Later on, just before he rails against the directors in an interview moment, he flips out about their inability to properly shoot him while he’s presenting his photographs. Early in the film, Hopper was far more open, far less condescending. Maybe I just gave up on him when he started justifying Charles Manson to the bunny.

As for Hopper as a filmmaker, what does American Dreamer reveal? He compares himself to Orson Welles, not Robert Wise. His filmmaking objective is not narrative but revolution; at least, he wants the viewer (and his entourage) to believe its revolution. He’s convincing, in no small part to Carson and Schiller. Even though he’s openly hostile to them by the end, he’s still the hero.

The folk soundtrack is also amusing. It’s okay enough, especially at the beginning, but these are folk anthems to the glory of Dennis Hopper, presumably added in post-production. The American Dreamer is a strange example of egomania, which is really too bad, because the stuff Carson and Schiller capture of Hopper editing the film–he’s focused, angry, irritable–is striking. Even the most honest-looking cinéma vérité is still cinema.

Especially in the second half, when someone clearly thought they needed to spice up the movie with a dozen girls there to fulfill Hopper’s fantasy of a sleepover.

2/4★★

CREDITS

Directed by Lawrence Schiller and L.M. Kit Carson; written by Dennis Hopper, Carson and Schiller; edited by Warren E. Leighton and Schiller; produced by Schiller; released by EYR.


Black Widow (1987, Bob Rafelson)

Black Widow is an odd film. Ronald Bass’s script starts being about Debra Winger as a Justice Department analyst who can’t get her male colleagues to take her seriously when she discovers a woman (Theresa Russell) killing her rich husbands. The film never discusses Russell’s motive, though one can assume they’re awful guys since every guy in Black Widow is a sexist jerk. Even the nicer guys are still sexist jerks. Or at least mild perverts.

Stored dataset items
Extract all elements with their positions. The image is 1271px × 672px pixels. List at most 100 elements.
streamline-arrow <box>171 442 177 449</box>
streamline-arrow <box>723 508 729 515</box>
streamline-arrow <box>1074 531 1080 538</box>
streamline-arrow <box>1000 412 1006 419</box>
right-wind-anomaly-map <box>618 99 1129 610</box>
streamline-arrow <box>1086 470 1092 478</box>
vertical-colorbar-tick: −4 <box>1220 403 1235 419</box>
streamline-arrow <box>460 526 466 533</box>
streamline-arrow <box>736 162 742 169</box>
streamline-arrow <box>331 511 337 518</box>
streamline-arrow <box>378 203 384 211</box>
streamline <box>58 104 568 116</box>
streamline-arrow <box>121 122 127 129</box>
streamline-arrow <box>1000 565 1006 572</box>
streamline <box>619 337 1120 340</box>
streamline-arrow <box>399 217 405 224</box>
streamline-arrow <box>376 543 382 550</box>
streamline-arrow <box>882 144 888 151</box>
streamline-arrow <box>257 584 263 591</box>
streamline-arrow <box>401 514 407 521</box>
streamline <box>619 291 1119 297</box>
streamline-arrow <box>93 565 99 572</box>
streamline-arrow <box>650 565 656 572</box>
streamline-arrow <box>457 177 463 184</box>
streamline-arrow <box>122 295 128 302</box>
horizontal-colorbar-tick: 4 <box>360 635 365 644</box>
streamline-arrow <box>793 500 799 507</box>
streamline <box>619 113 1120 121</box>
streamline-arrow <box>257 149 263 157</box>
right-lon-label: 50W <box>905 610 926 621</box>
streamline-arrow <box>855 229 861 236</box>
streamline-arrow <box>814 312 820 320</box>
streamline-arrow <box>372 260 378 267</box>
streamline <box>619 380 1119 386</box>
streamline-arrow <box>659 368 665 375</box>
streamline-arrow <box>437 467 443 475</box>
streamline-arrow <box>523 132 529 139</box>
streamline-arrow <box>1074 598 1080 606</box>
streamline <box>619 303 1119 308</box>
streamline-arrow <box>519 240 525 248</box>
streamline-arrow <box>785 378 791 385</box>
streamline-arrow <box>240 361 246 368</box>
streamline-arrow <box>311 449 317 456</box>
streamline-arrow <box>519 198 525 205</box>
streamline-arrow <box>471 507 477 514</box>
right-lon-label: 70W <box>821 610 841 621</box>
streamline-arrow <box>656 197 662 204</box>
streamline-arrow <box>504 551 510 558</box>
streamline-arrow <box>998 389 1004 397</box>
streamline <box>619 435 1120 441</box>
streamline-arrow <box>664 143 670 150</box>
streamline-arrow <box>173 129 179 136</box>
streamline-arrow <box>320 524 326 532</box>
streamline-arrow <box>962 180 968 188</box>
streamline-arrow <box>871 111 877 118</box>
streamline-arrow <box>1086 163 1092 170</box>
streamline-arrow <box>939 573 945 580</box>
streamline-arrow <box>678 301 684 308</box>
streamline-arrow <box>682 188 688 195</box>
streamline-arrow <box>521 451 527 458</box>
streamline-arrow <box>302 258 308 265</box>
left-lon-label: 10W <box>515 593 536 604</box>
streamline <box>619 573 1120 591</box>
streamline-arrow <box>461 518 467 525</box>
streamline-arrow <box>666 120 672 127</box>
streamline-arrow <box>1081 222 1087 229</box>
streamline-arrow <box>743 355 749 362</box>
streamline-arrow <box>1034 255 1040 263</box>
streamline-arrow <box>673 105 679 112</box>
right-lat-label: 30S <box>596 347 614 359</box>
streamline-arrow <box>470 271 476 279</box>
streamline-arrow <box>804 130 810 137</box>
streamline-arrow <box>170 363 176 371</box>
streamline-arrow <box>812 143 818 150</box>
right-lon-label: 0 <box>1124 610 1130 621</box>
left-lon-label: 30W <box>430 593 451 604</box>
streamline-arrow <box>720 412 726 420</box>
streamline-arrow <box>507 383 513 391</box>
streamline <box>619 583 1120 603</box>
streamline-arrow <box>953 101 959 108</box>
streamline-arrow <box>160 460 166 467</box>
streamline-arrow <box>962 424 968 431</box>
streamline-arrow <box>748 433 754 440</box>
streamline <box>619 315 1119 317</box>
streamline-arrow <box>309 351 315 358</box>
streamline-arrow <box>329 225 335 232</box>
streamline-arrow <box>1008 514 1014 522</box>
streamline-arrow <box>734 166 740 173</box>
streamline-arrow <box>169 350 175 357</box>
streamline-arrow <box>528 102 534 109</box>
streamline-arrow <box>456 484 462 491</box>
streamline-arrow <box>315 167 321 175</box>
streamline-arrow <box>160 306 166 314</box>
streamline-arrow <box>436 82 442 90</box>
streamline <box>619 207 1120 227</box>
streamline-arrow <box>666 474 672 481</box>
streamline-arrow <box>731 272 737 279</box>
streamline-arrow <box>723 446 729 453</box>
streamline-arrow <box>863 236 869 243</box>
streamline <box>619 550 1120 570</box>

EXERCISES ->
• A. Write out everything in the film review from "Black Widow is an" down to "least mild perverts.".
• B. According to the film review, who wrote the script for Black Widow?
• C. List every person named in the credits section of the film review.
These stored items were drawn from a separate source.

ANSWERS IN ORDER ->
• A.
Black Widow is an odd film. Ronald Bass’s script starts being about Debra Winger as a Justice Department analyst who can’t get her male colleagues to take her seriously when she discovers a woman (Theresa Russell) killing her rich husbands. The film never discusses Russell’s motive, though one can assume they’re awful guys since every guy in Black Widow is a sexist jerk. Even the nicer guys are still sexist jerks. Or at least mild perverts.

• B. Ronald Bass

• C. Lawrence Schiller, L.M. Kit Carson, Dennis Hopper, Warren E. Leighton